━━ TEXT SHOWN ━━
# why did oaep change from pkcs1 v2.0 and v2.1?

In PKCS1 v2.1 the OAEP output is prepending with a null byte. Quoting RFC3447,

  i. Concatenate a single octet with hexadecimal value 0x00,
length k octets as



In PKCS1 v2.0 (as defined in RFC2437):

   11. Let EM = maskedSeed || maskedDB.


So in PKCS1 v2.1 you prepend a null byte and in PKCS1 v2.0 you don't. What technical difference does that change (and possibly others) create between the two versions of the standard?
━━━
━━ EXTRACTED RECORDS ━━
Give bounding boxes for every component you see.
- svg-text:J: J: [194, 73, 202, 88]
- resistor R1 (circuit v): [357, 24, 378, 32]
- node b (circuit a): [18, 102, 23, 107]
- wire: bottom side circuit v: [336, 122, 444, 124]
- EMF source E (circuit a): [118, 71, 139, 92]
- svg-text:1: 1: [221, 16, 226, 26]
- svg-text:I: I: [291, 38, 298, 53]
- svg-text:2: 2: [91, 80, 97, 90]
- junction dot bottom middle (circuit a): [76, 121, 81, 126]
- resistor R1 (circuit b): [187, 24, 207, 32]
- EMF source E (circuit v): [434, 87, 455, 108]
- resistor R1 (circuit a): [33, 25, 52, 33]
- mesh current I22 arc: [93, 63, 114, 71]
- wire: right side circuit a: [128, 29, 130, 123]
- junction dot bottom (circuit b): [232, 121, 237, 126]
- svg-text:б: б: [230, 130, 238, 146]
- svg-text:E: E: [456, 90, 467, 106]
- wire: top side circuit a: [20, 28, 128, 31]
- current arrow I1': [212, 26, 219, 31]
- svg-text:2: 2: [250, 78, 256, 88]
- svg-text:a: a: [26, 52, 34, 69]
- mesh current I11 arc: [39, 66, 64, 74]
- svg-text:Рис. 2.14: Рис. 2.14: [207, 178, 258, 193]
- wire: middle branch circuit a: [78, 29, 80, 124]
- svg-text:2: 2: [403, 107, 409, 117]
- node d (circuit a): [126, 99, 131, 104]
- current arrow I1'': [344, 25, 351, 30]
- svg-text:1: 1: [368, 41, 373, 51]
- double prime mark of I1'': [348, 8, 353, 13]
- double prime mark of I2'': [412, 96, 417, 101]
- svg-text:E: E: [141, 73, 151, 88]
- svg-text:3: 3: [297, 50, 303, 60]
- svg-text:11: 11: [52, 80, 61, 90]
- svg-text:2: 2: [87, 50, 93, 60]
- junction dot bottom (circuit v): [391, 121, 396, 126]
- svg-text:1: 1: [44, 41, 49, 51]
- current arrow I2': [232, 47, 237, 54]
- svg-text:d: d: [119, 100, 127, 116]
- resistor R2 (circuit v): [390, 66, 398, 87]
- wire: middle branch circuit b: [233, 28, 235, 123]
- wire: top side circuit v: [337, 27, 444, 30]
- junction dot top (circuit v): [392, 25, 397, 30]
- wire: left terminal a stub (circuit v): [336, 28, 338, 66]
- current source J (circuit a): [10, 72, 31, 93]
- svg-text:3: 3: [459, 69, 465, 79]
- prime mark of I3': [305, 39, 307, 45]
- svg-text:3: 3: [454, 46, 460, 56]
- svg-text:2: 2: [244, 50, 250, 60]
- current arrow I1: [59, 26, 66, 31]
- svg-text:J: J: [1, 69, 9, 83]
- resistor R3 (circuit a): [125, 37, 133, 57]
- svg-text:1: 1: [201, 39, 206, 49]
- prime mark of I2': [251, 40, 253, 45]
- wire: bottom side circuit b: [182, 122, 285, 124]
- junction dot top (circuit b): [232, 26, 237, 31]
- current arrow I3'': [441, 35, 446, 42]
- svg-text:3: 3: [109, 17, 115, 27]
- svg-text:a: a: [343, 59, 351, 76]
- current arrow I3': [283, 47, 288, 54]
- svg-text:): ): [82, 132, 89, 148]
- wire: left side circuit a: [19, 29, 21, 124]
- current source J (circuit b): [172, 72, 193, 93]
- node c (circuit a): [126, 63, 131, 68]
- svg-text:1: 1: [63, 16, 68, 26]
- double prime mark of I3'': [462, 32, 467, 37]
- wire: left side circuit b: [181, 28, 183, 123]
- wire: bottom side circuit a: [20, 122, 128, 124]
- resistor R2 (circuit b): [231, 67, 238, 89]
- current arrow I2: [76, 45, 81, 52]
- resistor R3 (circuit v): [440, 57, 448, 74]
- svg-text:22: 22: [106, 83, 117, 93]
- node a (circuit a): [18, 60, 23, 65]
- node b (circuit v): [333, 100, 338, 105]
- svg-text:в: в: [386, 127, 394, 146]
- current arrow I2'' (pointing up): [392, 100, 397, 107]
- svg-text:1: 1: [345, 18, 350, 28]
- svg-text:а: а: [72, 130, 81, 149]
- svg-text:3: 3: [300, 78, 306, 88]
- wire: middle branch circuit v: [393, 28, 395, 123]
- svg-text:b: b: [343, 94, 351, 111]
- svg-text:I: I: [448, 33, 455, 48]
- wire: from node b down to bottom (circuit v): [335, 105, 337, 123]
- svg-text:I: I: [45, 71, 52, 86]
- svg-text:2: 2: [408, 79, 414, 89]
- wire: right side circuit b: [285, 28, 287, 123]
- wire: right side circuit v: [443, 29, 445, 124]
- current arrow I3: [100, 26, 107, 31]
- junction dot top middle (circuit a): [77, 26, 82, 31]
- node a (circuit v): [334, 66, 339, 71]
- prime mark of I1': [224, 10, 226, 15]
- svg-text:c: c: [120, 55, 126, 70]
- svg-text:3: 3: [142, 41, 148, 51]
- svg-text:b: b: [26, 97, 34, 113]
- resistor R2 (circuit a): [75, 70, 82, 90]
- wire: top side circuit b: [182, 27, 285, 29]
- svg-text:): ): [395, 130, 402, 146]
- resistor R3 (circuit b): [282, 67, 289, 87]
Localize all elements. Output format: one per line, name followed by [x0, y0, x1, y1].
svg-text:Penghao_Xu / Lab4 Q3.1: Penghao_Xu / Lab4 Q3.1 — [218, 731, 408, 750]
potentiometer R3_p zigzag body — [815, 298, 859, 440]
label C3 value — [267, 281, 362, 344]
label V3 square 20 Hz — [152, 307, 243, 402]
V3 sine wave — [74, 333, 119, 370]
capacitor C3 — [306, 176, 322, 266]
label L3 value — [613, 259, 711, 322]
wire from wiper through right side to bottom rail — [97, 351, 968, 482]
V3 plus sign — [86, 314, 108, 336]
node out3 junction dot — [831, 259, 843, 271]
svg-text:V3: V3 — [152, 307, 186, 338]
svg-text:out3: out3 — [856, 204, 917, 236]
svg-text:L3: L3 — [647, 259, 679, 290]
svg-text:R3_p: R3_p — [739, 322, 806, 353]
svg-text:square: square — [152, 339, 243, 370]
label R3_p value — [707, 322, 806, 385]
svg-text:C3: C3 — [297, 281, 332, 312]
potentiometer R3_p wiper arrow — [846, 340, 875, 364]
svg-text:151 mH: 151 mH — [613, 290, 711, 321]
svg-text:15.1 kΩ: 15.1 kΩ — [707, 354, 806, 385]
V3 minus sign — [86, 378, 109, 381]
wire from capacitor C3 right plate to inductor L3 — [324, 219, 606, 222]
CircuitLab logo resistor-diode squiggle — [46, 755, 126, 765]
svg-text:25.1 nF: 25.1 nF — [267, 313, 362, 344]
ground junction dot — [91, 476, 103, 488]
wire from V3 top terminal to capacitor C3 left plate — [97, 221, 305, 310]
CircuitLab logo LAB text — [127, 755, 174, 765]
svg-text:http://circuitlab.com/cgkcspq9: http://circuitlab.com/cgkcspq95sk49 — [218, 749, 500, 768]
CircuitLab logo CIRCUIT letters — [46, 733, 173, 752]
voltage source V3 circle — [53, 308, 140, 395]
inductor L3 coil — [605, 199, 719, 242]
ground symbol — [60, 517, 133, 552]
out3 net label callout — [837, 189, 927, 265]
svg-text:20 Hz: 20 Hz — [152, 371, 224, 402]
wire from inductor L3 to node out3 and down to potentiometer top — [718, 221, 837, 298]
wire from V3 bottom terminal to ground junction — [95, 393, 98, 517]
━━━
* **EXERCISE PROMPT**
Answer these questions from the OAEP question.
(a) Which RFC is quoted for PKCS1 v2.1?
(b) Which RFC defines PKCS1 v2.0?
(c) In PKCS1 v2.0, what does step 11 let EM equal?
None of the entries are needed for this exercise.

* **RESULT**
(a) RFC3447
(b) RFC2437
(c) maskedSeed || maskedDB